## Begin Dataset content
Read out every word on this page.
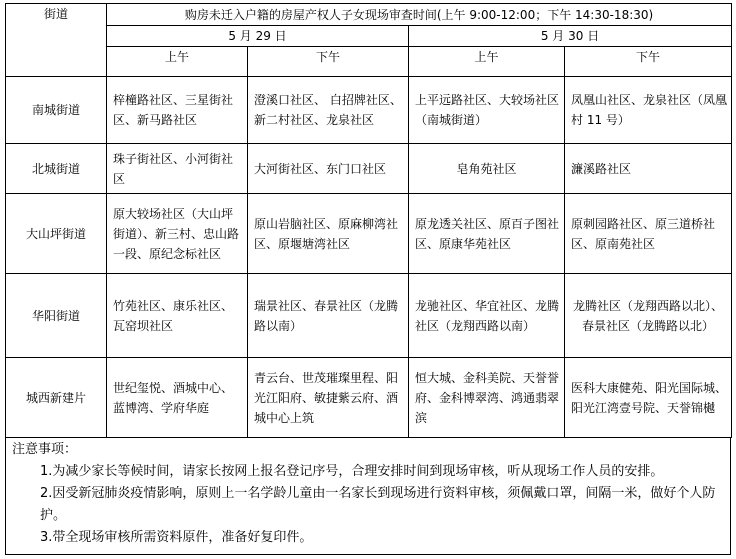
街道	购房未迁入户籍的房屋产权人子女现场审查时间(上午 9:00-12:00；下午 14:30-18:30)			
	5 月 29 日		5 月 30 日	
	上午	下午	上午	下午
南城街道	梓橦路社区、三星街社区、新马路社区	澄溪口社区、 白招牌社区、 新二村社区、龙泉社区	上平远路社区、大较场社区（南城街道）	凤凰山社区、龙泉社区（凤凰村 11 号）
北城街道	珠子街社区、小河街社区	大河街社区、东门口社区	皂角苑社区	濂溪路社区
大山坪街道	原大较场社区（大山坪街道）、新三村、忠山路一段、原纪念标社区	原山岩脑社区、原麻柳湾社区、原堰塘湾社区	原龙透关社区、原百子图社区、原康华苑社区	原刺园路社区、原三道桥社区、原南苑社区
华阳街道	竹苑社区、康乐社区、瓦窑坝社区	瑞景社区、春景社区（龙腾路以南）	龙驰社区、华宜社区、龙腾社区（龙翔西路以南）	龙腾社区（龙翔西路以北）、春景社区（龙腾路以北）
城西新建片	世纪玺悦、酒城中心、蓝博湾、学府华庭	青云台、世茂璀璨里程、阳光江阳府、敏捷紫云府、酒城中心上筑	恒大城、金科美院、天誉誉府、金科博翠湾、鸿通翡翠滨	医科大康健苑、阳光国际城、阳光江湾壹号院、天誉锦樾
注意事项：
1.为减少家长等候时间，请家长按网上报名登记序号，合理安排时间到现场审核，听从现场工作人员的安排。
2.因受新冠肺炎疫情影响，原则上一名学龄儿童由一名家长到现场进行资料审核，须佩戴口罩，间隔一米，做好个人防护。
3.带全现场审核所需资料原件，准备好复印件。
## End Dataset content
Work to complete: Could you reproduce every record above exactly, leaving out the pictures?

Response to this exercise:
Read out every word on this page.
街道	购房未迁入户籍的房屋产权人子女现场审查时间(上午 9:00-12:00；下午 14:30-18:30)			
	5 月 29 日		5 月 30 日	
	上午	下午	上午	下午
南城街道	梓橦路社区、三星街社区、新马路社区	澄溪口社区、 白招牌社区、 新二村社区、龙泉社区	上平远路社区、大较场社区（南城街道）	凤凰山社区、龙泉社区（凤凰村 11 号）
北城街道	珠子街社区、小河街社区	大河街社区、东门口社区	皂角苑社区	濂溪路社区
大山坪街道	原大较场社区（大山坪街道）、新三村、忠山路一段、原纪念标社区	原山岩脑社区、原麻柳湾社区、原堰塘湾社区	原龙透关社区、原百子图社区、原康华苑社区	原刺园路社区、原三道桥社区、原南苑社区
华阳街道	竹苑社区、康乐社区、瓦窑坝社区	瑞景社区、春景社区（龙腾路以南）	龙驰社区、华宜社区、龙腾社区（龙翔西路以南）	龙腾社区（龙翔西路以北）、春景社区（龙腾路以北）
城西新建片	世纪玺悦、酒城中心、蓝博湾、学府华庭	青云台、世茂璀璨里程、阳光江阳府、敏捷紫云府、酒城中心上筑	恒大城、金科美院、天誉誉府、金科博翠湾、鸿通翡翠滨	医科大康健苑、阳光国际城、阳光江湾壹号院、天誉锦樾
注意事项：
1.为减少家长等候时间，请家长按网上报名登记序号，合理安排时间到现场审核，听从现场工作人员的安排。
2.因受新冠肺炎疫情影响，原则上一名学龄儿童由一名家长到现场进行资料审核，须佩戴口罩，间隔一米，做好个人防护。
3.带全现场审核所需资料原件，准备好复印件。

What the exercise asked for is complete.